→ **Data for this exercise**
+--

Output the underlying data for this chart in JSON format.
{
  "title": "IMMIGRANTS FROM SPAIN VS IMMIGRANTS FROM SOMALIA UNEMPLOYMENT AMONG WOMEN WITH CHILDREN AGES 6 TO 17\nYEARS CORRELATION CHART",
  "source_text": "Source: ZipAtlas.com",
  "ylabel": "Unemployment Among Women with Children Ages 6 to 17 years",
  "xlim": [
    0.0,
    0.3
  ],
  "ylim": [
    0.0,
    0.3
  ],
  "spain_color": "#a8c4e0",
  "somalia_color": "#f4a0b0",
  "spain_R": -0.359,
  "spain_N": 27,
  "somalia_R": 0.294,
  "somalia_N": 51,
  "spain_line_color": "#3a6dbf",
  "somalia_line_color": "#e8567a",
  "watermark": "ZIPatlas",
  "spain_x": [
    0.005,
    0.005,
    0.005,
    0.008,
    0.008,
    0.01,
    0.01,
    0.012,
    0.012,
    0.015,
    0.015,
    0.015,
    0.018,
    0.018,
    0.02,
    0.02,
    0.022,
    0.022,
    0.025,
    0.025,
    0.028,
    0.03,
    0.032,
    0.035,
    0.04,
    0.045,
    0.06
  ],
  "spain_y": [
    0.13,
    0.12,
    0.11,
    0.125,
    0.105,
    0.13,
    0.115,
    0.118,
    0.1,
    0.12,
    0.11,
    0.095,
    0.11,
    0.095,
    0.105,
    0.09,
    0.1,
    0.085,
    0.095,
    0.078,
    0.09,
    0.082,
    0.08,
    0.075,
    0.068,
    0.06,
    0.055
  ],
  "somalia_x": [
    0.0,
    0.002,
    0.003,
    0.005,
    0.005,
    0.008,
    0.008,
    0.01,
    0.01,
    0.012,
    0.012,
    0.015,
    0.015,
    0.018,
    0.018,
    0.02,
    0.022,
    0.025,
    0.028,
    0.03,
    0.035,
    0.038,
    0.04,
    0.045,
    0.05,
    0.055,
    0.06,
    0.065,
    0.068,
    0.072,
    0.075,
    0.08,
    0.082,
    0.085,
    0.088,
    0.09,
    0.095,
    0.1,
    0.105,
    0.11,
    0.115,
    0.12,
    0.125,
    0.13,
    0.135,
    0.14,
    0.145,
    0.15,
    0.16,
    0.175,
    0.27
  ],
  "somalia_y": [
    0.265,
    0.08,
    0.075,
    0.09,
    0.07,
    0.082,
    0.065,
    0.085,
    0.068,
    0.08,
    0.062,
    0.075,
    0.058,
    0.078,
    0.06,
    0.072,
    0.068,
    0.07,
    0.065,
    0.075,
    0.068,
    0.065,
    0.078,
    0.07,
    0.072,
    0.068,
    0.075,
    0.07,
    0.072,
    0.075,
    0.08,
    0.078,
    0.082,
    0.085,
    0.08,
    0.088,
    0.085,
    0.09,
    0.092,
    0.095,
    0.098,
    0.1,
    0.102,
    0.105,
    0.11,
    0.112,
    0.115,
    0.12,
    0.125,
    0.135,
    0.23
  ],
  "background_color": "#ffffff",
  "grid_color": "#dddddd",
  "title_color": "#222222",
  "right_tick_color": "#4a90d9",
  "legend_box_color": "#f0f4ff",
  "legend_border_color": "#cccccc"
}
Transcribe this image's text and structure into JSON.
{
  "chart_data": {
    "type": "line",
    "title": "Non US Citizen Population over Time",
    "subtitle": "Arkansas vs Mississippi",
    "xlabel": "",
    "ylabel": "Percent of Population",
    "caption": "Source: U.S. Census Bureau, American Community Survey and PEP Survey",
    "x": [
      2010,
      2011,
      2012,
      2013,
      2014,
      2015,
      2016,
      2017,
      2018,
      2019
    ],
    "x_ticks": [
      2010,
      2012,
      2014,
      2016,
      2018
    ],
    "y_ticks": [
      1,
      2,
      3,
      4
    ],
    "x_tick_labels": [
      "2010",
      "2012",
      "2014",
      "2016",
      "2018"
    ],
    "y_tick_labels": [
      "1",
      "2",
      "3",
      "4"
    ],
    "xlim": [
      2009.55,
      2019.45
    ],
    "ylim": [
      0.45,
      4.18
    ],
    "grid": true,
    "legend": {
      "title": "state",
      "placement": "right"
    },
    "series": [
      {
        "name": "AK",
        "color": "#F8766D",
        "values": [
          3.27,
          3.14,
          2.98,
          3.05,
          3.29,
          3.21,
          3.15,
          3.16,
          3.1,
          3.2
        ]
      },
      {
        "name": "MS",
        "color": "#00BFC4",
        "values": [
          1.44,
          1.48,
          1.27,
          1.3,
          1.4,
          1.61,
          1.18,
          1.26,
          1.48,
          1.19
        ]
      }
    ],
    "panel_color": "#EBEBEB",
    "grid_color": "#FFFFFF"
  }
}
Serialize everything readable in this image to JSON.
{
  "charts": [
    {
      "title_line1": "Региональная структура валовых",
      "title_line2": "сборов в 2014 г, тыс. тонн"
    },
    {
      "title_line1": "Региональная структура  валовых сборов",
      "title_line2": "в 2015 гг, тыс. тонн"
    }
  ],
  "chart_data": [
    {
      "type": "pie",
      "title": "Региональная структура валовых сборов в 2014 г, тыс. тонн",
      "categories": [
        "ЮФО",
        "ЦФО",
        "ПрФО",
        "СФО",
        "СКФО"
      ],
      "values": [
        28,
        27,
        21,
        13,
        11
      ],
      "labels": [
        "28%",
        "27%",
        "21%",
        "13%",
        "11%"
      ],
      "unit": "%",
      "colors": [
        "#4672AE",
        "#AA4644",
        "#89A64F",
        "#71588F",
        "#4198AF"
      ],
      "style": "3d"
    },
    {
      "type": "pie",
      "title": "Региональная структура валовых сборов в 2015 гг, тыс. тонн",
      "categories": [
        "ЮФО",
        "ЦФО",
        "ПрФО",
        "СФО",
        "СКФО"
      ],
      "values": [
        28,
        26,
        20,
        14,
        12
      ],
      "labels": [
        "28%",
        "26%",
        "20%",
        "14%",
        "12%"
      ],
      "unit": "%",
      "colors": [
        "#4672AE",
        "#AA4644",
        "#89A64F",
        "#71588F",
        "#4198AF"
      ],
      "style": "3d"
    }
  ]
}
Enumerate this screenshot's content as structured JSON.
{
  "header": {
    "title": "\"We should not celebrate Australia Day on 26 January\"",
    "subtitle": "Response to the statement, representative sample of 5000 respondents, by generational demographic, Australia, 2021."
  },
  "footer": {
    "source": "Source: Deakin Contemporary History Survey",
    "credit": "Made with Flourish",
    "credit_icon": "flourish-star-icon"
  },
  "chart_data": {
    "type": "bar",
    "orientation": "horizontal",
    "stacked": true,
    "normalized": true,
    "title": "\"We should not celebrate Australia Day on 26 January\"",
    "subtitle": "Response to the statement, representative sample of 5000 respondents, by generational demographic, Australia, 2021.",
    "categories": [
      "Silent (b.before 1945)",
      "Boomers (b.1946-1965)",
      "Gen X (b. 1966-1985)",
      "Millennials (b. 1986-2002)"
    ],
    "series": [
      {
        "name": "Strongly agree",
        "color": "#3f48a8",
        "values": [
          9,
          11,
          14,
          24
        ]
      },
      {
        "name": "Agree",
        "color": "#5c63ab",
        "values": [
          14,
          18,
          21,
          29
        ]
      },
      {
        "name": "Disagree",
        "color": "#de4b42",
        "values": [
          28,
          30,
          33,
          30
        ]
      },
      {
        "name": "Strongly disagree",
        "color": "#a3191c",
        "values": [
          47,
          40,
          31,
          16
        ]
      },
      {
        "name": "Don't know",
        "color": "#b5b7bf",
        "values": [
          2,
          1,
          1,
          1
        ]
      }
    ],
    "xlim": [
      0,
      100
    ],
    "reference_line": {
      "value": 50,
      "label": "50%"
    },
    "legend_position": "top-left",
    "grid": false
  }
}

+--

→ **Your task**
Check each line of the data above for the word "respondents" and say how many lines contain it, giving nothing besides the number.

→ **Full response**
2